Records excerpted from a collection
START

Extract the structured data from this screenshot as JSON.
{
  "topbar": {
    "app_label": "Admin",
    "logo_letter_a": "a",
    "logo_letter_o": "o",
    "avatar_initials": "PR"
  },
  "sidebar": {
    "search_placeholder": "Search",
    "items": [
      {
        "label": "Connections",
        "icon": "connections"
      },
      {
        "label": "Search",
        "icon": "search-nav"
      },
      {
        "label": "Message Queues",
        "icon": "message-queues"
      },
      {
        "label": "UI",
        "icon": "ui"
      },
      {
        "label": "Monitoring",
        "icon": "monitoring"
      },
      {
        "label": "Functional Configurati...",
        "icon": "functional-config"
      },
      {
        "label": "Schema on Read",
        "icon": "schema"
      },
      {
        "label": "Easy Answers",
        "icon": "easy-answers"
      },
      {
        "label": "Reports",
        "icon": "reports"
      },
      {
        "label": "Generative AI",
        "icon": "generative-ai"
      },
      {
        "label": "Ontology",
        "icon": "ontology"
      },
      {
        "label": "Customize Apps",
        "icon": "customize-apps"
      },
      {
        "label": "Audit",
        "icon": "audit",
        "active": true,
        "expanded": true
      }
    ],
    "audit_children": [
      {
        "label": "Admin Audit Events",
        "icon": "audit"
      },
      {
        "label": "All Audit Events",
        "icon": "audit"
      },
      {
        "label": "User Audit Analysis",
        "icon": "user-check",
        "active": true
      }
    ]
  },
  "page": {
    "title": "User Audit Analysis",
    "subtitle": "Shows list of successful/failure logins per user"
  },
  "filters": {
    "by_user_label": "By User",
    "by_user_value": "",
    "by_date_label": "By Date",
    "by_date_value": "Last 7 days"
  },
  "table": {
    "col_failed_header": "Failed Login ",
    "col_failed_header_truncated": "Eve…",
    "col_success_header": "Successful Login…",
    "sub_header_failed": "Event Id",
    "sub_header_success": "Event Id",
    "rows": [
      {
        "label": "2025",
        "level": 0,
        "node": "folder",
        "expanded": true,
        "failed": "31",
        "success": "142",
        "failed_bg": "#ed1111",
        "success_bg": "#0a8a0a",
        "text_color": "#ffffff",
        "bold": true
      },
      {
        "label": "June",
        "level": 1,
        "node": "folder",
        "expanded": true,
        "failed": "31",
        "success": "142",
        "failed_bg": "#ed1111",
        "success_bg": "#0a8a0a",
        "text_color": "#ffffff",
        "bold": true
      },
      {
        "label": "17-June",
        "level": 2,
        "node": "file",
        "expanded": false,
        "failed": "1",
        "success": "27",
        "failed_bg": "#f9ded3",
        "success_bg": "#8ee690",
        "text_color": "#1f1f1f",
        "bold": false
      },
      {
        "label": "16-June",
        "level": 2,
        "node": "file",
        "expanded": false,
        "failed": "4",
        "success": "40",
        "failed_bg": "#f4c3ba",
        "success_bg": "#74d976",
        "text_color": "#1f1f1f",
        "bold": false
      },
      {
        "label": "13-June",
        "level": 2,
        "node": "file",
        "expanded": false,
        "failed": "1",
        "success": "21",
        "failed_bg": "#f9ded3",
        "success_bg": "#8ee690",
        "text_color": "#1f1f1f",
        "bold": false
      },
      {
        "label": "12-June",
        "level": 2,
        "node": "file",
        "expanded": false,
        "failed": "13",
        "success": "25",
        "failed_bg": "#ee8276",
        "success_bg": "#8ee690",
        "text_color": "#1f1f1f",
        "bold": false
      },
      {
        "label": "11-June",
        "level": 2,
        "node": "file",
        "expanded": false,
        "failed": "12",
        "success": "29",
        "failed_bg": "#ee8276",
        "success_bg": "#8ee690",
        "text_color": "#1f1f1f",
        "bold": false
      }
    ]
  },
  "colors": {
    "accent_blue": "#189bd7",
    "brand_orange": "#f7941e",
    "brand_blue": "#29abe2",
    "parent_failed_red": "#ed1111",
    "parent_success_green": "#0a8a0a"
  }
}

END

WORK REQUIRED >> Show, from the listing above, each line that contains the word "Analysis".

TASK SOLUTION >>
        "label": "User Audit Analysis",
    "title": "User Audit Analysis",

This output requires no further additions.